TEXT

------------

You are viewing a plain text version of this content. The canonical link for it is here.
Posted to common-commits@hadoop.apache.org by sn...@apache.org on 2022/03/10 21:23:15 UTC

[hadoop] branch trunk updated: YARN-11067. Resource overcommitment due to incorrect resource normalisation logical order. Contributed by Andras Gyori

This is an automated email from the ASF dual-hosted git repository.

snemeth pushed a commit to branch trunk
in repository https://gitbox.apache.org/repos/asf/hadoop.git


The following commit(s) were added to refs/heads/trunk by this push:
     new ed65aa2  YARN-11067. Resource overcommitment due to incorrect resource normalisation logical order. Contributed by Andras Gyori
ed65aa2 is described below

commit ed65aa23240b3dd6b56e86e5f0e9d38069fb3b01
Author: Szilard Nemeth <sn...@apache.org>
AuthorDate: Thu Mar 10 22:22:58 2022 +0100

    YARN-11067. Resource overcommitment due to incorrect resource normalisation logical order. Contributed by Andras Gyori
---
 .../scheduler/capacity/ParentQueue.java            | 37 ++++++++---------
 .../TestAbsoluteResourceConfiguration.java         | 47 ++++++++++++++++++++++
 2 files changed, 64 insertions(+), 20 deletions(-)

------------

[Portion of a data file]
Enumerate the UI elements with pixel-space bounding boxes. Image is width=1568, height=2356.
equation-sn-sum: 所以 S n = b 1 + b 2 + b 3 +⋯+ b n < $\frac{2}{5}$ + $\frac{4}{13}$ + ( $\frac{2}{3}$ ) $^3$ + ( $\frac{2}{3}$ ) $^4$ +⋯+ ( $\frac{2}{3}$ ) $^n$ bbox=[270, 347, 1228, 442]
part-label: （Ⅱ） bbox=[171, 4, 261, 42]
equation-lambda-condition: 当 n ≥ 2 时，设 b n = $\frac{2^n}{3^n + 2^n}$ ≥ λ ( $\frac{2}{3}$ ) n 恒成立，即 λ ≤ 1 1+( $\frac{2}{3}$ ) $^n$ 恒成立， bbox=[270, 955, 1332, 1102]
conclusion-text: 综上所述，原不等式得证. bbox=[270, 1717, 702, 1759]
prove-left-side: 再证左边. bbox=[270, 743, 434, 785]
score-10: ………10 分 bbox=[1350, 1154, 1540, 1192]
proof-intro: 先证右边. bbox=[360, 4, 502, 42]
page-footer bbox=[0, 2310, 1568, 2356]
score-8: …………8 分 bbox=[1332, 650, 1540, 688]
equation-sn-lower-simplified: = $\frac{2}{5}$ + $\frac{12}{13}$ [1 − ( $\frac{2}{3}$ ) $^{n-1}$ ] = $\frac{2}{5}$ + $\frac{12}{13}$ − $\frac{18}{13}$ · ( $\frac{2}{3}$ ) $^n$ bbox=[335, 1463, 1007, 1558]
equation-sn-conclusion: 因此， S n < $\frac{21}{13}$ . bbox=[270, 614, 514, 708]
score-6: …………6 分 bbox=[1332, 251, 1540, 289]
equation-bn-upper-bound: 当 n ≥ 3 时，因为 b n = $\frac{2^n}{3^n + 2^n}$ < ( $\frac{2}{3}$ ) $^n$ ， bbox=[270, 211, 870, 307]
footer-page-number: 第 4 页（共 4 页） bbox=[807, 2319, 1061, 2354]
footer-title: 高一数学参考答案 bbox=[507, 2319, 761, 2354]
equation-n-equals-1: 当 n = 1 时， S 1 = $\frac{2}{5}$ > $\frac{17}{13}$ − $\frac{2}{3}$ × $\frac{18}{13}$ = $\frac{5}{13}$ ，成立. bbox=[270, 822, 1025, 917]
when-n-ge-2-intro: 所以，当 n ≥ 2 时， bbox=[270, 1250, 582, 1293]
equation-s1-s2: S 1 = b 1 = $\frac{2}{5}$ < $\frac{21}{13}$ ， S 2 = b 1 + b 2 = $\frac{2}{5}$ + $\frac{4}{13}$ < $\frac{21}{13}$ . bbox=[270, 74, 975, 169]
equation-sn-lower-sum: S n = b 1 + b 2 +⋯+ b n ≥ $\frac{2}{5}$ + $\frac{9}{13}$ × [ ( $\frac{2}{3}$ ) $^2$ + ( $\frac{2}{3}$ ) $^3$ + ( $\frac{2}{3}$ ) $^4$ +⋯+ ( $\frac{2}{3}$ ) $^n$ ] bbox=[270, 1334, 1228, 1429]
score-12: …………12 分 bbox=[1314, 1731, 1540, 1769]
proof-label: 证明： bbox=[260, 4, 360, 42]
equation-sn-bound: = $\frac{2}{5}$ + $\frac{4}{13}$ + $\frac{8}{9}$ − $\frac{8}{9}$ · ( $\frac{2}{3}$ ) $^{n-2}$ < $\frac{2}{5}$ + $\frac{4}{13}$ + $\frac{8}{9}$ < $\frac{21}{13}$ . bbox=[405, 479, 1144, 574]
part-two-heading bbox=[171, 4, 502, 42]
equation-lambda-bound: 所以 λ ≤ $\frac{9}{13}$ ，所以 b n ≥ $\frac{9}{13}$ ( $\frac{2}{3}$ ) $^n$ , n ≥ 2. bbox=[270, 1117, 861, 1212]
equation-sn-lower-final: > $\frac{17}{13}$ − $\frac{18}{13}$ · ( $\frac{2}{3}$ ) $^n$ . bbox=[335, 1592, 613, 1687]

------------

TASKS TO PERFORM
1 - In the commit email, to which branch did snemeth push the commit?
2 - Copy the part of the commit email that begins at "[hadoop] branch trunk" and stops after "dual-hosted git repository.".
The listing has no role here.

RESULTS FOR EACH TASK
1 - trunk

2 -
[hadoop] branch trunk updated: YARN-11067. Resource overcommitment due to incorrect resource normalisation logical order. Contributed by Andras Gyori

This is an automated email from the ASF dual-hosted git repository.